** start The records **
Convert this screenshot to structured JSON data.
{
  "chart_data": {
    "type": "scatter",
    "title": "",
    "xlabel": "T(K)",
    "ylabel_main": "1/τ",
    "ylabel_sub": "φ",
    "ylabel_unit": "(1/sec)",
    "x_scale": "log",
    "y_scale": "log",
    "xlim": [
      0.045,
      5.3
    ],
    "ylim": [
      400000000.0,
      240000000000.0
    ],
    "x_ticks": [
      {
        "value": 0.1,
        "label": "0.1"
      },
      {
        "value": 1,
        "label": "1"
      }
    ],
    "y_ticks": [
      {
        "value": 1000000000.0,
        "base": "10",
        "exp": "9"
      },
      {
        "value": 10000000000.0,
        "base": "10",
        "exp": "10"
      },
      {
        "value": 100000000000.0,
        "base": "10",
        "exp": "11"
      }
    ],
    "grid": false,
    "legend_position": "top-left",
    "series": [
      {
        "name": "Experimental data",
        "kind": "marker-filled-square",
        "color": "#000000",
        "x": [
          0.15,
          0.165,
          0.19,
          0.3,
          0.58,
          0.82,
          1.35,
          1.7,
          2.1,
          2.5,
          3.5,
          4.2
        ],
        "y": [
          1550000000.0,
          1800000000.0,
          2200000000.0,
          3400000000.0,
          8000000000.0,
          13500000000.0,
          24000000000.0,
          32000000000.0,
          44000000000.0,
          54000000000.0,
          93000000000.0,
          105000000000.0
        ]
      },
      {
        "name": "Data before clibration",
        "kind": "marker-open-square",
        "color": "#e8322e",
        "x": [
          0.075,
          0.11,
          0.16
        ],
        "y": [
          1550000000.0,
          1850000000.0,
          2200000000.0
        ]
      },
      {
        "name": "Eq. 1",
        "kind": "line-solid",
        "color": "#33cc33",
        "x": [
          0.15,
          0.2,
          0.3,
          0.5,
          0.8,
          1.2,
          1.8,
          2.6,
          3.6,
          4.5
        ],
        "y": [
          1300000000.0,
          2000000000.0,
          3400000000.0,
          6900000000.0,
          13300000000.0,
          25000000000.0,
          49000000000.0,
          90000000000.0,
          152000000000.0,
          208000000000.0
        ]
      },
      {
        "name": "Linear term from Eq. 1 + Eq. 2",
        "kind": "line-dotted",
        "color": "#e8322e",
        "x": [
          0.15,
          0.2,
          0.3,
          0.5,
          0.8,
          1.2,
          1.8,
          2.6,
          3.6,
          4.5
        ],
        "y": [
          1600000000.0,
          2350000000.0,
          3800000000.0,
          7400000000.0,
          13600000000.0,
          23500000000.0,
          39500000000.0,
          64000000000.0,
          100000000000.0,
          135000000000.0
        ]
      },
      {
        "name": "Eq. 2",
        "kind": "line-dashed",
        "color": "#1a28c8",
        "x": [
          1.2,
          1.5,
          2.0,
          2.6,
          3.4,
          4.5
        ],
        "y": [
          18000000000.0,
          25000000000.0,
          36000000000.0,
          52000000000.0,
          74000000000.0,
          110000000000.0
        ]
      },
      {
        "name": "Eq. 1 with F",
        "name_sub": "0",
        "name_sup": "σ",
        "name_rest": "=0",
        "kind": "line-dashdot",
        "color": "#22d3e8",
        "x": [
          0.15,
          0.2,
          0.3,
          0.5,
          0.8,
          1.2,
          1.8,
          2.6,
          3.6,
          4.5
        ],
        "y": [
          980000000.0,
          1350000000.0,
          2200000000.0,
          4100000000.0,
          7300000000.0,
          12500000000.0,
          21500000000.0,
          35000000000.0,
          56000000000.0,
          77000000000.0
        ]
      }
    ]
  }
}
** end The records **
Short exercise: Retype the entries one by one, exactly.

Exercise answer:
Convert this screenshot to structured JSON data.
{
  "chart_data": {
    "type": "scatter",
    "title": "",
    "xlabel": "T(K)",
    "ylabel_main": "1/τ",
    "ylabel_sub": "φ",
    "ylabel_unit": "(1/sec)",
    "x_scale": "log",
    "y_scale": "log",
    "xlim": [
      0.045,
      5.3
    ],
    "ylim": [
      400000000.0,
      240000000000.0
    ],
    "x_ticks": [
      {
        "value": 0.1,
        "label": "0.1"
      },
      {
        "value": 1,
        "label": "1"
      }
    ],
    "y_ticks": [
      {
        "value": 1000000000.0,
        "base": "10",
        "exp": "9"
      },
      {
        "value": 10000000000.0,
        "base": "10",
        "exp": "10"
      },
      {
        "value": 100000000000.0,
        "base": "10",
        "exp": "11"
      }
    ],
    "grid": false,
    "legend_position": "top-left",
    "series": [
      {
        "name": "Experimental data",
        "kind": "marker-filled-square",
        "color": "#000000",
        "x": [
          0.15,
          0.165,
          0.19,
          0.3,
          0.58,
          0.82,
          1.35,
          1.7,
          2.1,
          2.5,
          3.5,
          4.2
        ],
        "y": [
          1550000000.0,
          1800000000.0,
          2200000000.0,
          3400000000.0,
          8000000000.0,
          13500000000.0,
          24000000000.0,
          32000000000.0,
          44000000000.0,
          54000000000.0,
          93000000000.0,
          105000000000.0
        ]
      },
      {
        "name": "Data before clibration",
        "kind": "marker-open-square",
        "color": "#e8322e",
        "x": [
          0.075,
          0.11,
          0.16
        ],
        "y": [
          1550000000.0,
          1850000000.0,
          2200000000.0
        ]
      },
      {
        "name": "Eq. 1",
        "kind": "line-solid",
        "color": "#33cc33",
        "x": [
          0.15,
          0.2,
          0.3,
          0.5,
          0.8,
          1.2,
          1.8,
          2.6,
          3.6,
          4.5
        ],
        "y": [
          1300000000.0,
          2000000000.0,
          3400000000.0,
          6900000000.0,
          13300000000.0,
          25000000000.0,
          49000000000.0,
          90000000000.0,
          152000000000.0,
          208000000000.0
        ]
      },
      {
        "name": "Linear term from Eq. 1 + Eq. 2",
        "kind": "line-dotted",
        "color": "#e8322e",
        "x": [
          0.15,
          0.2,
          0.3,
          0.5,
          0.8,
          1.2,
          1.8,
          2.6,
          3.6,
          4.5
        ],
        "y": [
          1600000000.0,
          2350000000.0,
          3800000000.0,
          7400000000.0,
          13600000000.0,
          23500000000.0,
          39500000000.0,
          64000000000.0,
          100000000000.0,
          135000000000.0
        ]
      },
      {
        "name": "Eq. 2",
        "kind": "line-dashed",
        "color": "#1a28c8",
        "x": [
          1.2,
          1.5,
          2.0,
          2.6,
          3.4,
          4.5
        ],
        "y": [
          18000000000.0,
          25000000000.0,
          36000000000.0,
          52000000000.0,
          74000000000.0,
          110000000000.0
        ]
      },
      {
        "name": "Eq. 1 with F",
        "name_sub": "0",
        "name_sup": "σ",
        "name_rest": "=0",
        "kind": "line-dashdot",
        "color": "#22d3e8",
        "x": [
          0.15,
          0.2,
          0.3,
          0.5,
          0.8,
          1.2,
          1.8,
          2.6,
          3.6,
          4.5
        ],
        "y": [
          980000000.0,
          1350000000.0,
          2200000000.0,
          4100000000.0,
          7300000000.0,
          12500000000.0,
          21500000000.0,
          35000000000.0,
          56000000000.0,
          77000000000.0
        ]
      }
    ]
  }
}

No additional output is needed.